**** LISTING

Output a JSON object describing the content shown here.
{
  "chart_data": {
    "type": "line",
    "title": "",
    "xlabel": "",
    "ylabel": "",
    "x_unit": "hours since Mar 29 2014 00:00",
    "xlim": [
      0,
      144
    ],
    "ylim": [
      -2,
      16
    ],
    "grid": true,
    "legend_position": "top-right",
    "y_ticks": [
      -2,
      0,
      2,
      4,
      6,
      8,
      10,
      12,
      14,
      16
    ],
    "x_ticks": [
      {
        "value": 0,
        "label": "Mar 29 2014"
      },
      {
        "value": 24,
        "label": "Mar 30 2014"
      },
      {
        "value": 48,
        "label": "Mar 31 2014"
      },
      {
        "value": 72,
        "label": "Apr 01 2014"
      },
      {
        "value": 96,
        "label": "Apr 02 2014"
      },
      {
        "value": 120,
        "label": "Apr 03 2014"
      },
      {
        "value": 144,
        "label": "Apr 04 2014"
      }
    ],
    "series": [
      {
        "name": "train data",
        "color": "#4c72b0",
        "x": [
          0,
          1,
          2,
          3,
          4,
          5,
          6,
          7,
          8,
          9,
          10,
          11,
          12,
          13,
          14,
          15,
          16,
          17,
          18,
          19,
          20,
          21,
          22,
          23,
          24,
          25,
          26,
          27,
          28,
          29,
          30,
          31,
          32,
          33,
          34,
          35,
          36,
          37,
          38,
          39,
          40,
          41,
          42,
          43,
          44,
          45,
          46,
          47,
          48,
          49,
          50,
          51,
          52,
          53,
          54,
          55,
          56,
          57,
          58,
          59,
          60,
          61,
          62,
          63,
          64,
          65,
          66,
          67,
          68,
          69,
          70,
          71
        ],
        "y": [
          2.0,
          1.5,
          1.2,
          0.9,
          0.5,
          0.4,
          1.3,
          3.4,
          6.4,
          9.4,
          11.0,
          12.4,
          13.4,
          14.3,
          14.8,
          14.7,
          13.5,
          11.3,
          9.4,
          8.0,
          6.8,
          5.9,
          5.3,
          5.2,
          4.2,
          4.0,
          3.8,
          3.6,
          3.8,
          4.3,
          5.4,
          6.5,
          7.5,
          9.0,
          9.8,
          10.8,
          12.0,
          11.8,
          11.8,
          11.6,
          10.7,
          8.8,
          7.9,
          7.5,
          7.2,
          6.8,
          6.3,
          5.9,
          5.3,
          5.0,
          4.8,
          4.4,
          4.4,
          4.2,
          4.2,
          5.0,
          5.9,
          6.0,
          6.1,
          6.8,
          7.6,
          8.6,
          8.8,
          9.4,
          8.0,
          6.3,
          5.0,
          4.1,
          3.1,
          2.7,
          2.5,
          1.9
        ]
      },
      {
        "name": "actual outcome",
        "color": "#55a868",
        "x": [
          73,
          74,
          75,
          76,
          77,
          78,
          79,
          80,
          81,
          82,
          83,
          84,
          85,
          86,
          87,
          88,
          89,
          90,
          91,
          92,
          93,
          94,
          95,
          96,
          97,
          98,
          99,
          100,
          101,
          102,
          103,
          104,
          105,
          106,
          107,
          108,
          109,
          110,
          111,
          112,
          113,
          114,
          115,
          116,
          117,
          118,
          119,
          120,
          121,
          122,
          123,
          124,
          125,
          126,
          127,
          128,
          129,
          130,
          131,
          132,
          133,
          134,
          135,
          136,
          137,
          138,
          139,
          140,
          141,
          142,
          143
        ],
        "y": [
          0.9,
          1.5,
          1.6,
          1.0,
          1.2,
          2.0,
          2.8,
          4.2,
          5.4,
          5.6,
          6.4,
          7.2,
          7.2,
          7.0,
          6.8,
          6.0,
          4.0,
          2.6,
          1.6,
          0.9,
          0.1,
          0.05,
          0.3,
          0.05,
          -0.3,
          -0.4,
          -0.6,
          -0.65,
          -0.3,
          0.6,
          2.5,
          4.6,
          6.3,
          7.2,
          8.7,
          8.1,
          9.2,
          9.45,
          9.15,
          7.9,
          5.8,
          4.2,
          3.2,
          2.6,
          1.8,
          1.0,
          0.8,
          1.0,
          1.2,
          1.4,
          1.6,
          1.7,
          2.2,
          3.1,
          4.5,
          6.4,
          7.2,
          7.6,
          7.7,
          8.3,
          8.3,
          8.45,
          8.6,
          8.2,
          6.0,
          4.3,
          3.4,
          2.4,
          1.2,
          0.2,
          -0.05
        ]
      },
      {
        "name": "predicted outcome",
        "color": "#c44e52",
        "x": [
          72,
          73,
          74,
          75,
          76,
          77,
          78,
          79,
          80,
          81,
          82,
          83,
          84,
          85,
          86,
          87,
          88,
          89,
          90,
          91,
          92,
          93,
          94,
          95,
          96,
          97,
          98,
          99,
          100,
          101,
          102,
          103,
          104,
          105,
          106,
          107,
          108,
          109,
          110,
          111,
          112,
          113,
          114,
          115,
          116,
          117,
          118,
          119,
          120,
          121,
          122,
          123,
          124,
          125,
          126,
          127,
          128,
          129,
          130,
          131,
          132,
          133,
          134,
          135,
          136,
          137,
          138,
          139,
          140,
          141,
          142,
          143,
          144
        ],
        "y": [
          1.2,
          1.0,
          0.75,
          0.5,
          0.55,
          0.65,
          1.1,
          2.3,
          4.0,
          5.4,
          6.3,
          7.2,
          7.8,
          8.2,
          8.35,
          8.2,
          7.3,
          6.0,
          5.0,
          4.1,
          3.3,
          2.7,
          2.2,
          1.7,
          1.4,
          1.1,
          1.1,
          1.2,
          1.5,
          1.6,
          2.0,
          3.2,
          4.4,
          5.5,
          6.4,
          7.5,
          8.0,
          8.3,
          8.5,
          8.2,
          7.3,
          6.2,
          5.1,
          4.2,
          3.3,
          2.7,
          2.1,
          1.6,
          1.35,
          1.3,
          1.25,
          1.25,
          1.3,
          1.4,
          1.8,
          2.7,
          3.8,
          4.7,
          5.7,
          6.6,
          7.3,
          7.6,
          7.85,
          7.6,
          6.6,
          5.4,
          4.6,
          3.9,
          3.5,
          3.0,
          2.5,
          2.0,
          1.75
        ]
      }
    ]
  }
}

********

TASK DESCRIPTION
Scan the listing above. Gather each line that contains the word "name".

FULL ANSWER
        "name": "train data",
        "name": "actual outcome",
        "name": "predicted outcome",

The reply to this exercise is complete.